## WHAT YOU SHOULD DO
Pull every line containing "this" from the entries.

──────── DATA ROWS

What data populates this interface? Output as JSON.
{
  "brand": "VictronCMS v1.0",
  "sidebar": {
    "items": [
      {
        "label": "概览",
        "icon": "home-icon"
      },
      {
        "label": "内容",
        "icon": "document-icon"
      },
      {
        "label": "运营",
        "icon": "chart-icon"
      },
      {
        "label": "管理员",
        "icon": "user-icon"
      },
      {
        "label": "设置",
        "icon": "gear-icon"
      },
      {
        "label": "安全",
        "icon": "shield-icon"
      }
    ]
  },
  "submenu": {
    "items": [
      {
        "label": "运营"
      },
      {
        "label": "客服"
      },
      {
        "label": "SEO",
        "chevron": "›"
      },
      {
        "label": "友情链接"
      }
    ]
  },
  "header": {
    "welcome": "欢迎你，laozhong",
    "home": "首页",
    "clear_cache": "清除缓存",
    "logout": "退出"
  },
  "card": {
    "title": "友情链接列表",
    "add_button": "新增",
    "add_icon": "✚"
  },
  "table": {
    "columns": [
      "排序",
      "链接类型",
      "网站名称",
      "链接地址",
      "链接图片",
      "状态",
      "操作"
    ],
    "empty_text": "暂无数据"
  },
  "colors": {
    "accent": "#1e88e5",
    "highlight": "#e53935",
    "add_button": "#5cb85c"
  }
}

────────────────
──────── DATA ROWS

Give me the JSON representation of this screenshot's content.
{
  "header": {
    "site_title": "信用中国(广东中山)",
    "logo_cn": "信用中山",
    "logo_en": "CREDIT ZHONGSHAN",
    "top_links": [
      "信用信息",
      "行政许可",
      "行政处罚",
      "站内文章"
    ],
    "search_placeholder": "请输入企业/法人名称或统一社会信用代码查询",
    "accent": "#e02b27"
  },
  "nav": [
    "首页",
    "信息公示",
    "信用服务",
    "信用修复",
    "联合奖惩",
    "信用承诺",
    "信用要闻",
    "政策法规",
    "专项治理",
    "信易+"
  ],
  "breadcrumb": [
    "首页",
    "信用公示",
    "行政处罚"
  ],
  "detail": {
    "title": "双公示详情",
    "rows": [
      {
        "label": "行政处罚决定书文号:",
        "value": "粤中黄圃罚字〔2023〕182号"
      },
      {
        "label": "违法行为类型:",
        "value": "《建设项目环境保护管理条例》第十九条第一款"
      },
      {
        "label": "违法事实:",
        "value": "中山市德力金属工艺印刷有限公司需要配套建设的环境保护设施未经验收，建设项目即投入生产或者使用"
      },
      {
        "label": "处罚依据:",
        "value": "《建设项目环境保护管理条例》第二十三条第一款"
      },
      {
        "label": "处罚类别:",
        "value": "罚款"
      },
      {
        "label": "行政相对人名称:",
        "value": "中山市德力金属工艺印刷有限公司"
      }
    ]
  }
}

────────────────

## FULL OUTPUT
What data populates this interface? Output as JSON.
Give me the JSON representation of this screenshot's content.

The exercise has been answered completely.